==== TEXT SHOWN

"I'm afraid we've got a real train wreck coming towards us." -- Joe Dierdorf, County Auditor
"We all know that from day one, they told us and told us and told us that you can fill that place as soon as you open it.That hasn't happened." -- County Councilman Mike McCullough
"If we had opened the jail back in September, we may have been OK." -- Sheriff Mike Heaton
By ANDY MCCAMMON
Some officials fear Clay County is on the verge of a budget crisis, and empty cells at the new Justice Center are to blame.
Construction delays that pushed back the opening of the new facility also interfered with the process of bringing state and federal inmates -- along with state and federal dollars -- into the county, according to Sheriff Mike Heaton. Revenue from housing state and federal prisoners in the new jail was expected to account for a significant proportion of the county's miscellaneous income in 2006, but returns have been disappointing thus far.
As of June 1, the county had generated $1,524,420 in miscellaneous income, just 42 percent of the $3,616,348 needed to support the county's 2006 budget.
According to Auditor Joe Dierdorf, early projections indicated the county could generate about $500,000 housing prisoners in 2006. The county's final budget depended on $600,000 in inmate-housing revenues.

========

__REQUIRED ACTION 1__
Rewrite the part of the Clay County jail budget article starting at "According to Auditor" and ending at "in inmate-housing revenues.", changing "projections" to "estimates".
__REQUIRED ACTION 2__
In the Clay County jail budget article, how much miscellaneous income had the county generated as of June 1?
__REQUIRED ACTION 3__
Pick up the Clay County jail budget article after its last sentence and keep writing.

==== DATASET EXTRACT

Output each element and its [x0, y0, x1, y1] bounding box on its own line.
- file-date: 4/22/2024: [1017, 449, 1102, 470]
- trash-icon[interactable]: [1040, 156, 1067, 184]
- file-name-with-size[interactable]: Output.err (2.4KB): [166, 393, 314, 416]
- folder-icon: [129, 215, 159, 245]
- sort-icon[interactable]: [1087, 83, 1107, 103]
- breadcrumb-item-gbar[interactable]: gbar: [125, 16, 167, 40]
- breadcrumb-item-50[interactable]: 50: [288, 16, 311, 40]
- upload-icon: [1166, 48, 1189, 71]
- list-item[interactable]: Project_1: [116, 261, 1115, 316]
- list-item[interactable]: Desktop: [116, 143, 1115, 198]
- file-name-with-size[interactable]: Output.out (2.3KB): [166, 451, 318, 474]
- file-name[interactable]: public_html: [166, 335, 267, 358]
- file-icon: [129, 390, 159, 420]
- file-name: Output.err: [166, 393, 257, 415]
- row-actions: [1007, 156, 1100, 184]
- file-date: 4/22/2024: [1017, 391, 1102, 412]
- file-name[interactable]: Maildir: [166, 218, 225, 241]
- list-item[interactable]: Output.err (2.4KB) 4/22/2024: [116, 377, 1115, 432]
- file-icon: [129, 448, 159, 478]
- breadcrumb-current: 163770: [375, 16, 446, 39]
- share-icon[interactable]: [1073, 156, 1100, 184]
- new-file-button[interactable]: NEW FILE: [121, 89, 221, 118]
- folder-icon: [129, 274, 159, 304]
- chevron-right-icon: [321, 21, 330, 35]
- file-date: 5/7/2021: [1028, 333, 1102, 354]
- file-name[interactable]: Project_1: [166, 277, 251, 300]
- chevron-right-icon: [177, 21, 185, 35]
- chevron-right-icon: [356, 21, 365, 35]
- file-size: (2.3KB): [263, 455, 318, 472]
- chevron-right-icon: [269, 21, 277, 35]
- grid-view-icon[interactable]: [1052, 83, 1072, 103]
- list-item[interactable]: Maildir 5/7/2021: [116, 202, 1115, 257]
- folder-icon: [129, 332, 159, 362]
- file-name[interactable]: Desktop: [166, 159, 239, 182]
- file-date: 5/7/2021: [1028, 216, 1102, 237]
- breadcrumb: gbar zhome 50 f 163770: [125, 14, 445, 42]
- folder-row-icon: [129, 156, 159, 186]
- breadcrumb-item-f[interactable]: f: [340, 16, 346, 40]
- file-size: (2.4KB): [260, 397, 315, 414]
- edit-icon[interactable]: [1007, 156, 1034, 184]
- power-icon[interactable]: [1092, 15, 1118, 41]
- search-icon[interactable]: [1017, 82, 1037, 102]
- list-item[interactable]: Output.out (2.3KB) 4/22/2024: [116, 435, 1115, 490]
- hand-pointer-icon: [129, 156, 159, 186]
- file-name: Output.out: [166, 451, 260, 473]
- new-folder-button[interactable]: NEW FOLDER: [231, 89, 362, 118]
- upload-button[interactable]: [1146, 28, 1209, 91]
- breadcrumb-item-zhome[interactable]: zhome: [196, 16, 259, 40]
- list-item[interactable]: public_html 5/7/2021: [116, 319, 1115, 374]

========

__ANSWER SPACE 1__
According to Auditor Joe Dierdorf, early estimates indicated the county could generate about $500,000 housing prisoners in 2006. The county's final budget depended on $600,000 in inmate-housing revenues.

__ANSWER SPACE 2__
$1,524,420

__ANSWER SPACE 3__
To date, the housing of out-of-county inmates has produced just $200, Dierdorf said.
If those numbers don't improve, the county may be forced to contend with a deficit of hundreds of thousands of dollars.
"I'm afraid we've got a real train wreck coming towards us," Dierdorf said.
Councilman Mike McCullough said early predictions from state and federal officials of the demand for jail space have not come true.
"We all know that from day one, they told us and told us and told us that you can fill that place as soon as you open it," he said. "That hasn't happened."
"If we had opened the jail back in September, we may have been OK," Heaton said.
But the year isn't over yet, he added. An influx of prisoners between now and the end of the year could erase the shortfall.
Officials will continue to monitor the situation and hope for improvement, Dierdorf said.
"We're still operating until such time as we run out of money," he said.